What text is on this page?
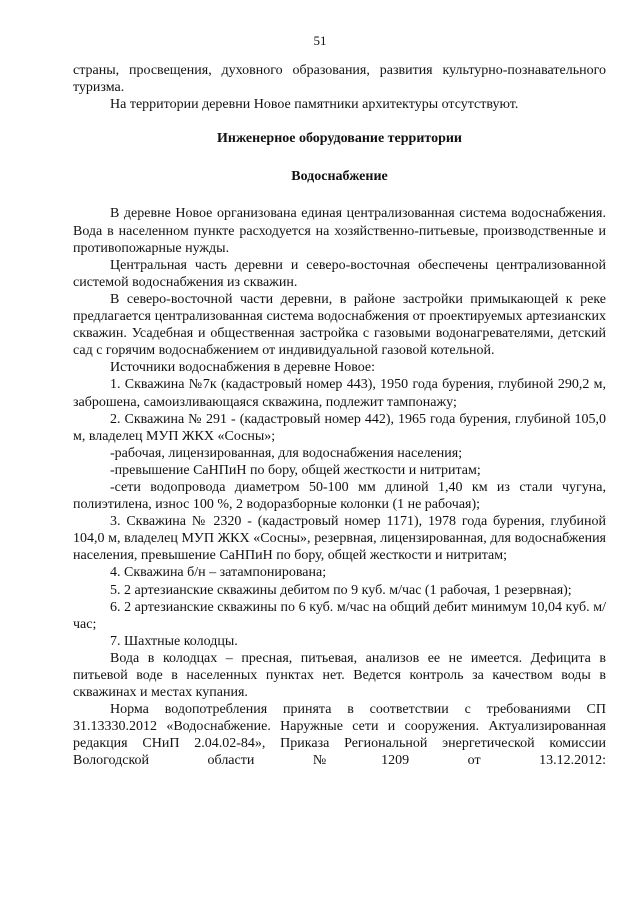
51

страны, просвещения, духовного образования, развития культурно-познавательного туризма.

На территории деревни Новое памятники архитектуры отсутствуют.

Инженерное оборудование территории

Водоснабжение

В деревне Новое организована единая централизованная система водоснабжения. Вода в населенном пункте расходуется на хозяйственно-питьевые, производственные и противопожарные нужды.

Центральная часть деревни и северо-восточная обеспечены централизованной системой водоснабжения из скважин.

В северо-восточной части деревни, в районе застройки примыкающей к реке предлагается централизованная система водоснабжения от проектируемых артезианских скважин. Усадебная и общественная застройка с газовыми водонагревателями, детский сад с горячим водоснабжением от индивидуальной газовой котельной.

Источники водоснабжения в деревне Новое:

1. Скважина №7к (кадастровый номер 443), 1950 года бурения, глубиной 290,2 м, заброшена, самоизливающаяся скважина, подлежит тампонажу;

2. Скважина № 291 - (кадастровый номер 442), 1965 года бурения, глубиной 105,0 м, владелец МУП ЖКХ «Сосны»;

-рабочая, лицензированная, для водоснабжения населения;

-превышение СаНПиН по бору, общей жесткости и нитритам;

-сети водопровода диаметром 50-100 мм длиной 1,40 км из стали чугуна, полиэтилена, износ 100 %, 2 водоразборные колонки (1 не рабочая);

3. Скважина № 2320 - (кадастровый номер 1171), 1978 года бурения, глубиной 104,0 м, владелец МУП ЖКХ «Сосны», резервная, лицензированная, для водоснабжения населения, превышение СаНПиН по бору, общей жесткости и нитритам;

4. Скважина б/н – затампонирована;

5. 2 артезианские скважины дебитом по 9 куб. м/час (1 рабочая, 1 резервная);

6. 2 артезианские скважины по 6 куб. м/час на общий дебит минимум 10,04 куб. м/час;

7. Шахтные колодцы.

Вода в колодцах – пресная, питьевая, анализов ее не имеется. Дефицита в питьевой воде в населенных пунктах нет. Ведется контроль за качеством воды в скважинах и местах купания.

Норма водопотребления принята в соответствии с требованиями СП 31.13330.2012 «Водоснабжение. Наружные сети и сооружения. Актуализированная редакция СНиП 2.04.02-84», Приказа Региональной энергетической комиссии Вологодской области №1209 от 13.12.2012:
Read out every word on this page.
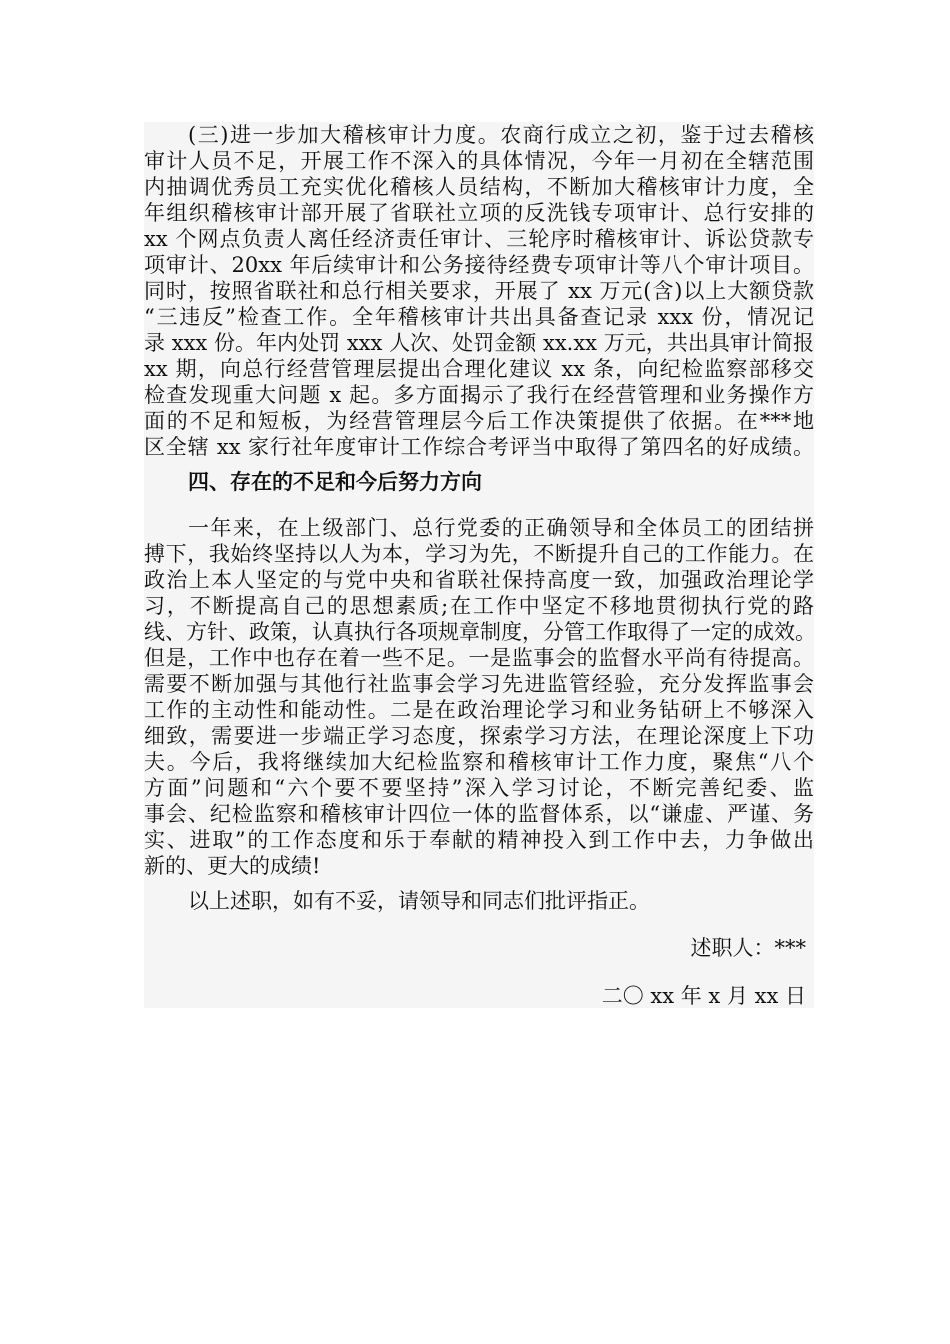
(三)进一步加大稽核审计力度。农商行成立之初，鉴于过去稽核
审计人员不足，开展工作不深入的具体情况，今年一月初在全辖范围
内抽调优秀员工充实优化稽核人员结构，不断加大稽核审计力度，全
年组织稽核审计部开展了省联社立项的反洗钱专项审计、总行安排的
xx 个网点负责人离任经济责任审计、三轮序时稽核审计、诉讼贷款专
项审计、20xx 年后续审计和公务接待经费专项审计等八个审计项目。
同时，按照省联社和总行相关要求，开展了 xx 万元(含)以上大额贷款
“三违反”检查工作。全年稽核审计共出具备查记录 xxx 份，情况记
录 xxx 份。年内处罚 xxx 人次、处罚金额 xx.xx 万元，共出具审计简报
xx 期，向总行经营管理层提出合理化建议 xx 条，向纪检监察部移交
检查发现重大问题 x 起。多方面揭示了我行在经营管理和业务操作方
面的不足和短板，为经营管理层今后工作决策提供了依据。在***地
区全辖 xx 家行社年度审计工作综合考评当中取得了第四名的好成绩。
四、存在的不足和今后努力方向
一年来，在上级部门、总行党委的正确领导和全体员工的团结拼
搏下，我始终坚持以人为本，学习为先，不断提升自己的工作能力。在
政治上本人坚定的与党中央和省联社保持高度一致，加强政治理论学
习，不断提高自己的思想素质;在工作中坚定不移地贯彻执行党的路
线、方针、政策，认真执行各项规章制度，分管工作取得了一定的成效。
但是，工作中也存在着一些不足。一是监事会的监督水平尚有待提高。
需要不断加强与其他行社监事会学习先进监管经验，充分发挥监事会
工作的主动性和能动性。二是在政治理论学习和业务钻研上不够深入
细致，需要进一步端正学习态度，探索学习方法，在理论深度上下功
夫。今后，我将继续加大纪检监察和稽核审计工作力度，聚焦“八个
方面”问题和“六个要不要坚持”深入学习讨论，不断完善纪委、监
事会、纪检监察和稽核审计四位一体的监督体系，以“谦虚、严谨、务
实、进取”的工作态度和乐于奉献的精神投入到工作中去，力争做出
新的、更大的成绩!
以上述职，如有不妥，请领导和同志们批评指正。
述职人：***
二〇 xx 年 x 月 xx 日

◆ ◆ ◆ ◆ ◆

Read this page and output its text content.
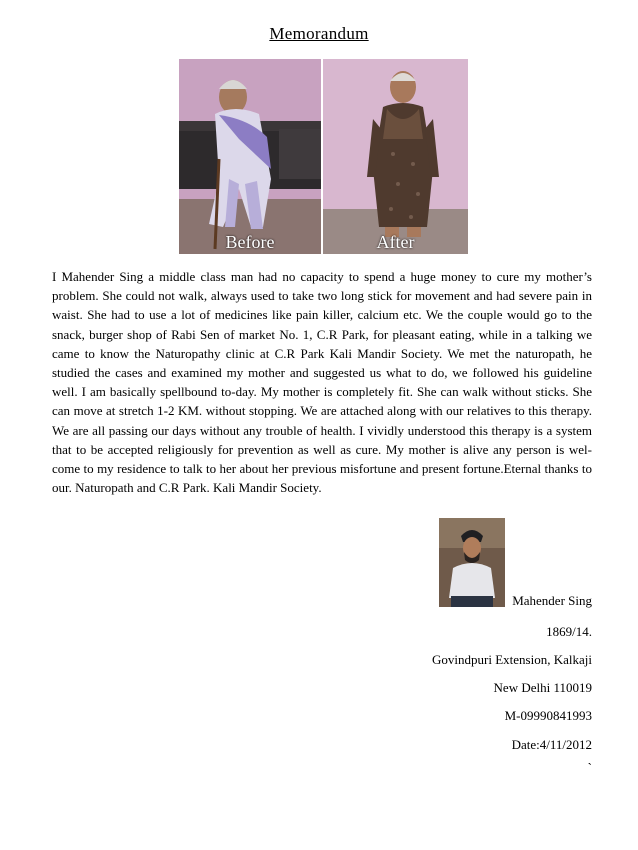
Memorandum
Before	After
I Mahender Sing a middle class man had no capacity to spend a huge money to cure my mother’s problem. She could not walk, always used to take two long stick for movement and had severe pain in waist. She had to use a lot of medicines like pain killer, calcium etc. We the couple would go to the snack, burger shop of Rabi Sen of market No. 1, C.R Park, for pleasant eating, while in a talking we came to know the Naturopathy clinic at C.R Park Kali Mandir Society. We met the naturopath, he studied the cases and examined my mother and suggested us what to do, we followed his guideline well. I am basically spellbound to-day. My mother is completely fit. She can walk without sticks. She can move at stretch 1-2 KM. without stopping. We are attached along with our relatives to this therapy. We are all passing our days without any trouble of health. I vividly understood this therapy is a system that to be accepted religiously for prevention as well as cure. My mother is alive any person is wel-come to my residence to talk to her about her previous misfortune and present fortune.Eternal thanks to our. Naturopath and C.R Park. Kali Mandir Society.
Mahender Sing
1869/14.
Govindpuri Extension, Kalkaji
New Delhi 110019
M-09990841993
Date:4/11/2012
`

◆ ◆ ◆ ◆ ◆

GIVEN TASK – Collect each line above holding the string "превышение".

EXERCISE RESULT –
-превышение СаНПиН по бору, общей жесткости и нитритам;
3. Скважина № 2320 - (кадастровый номер 1171), 1978 года бурения, глубиной 104,0 м, владелец МУП ЖКХ «Сосны», резервная, лицензированная, для водоснабжения населения, превышение СаНПиН по бору, общей жесткости и нитритам;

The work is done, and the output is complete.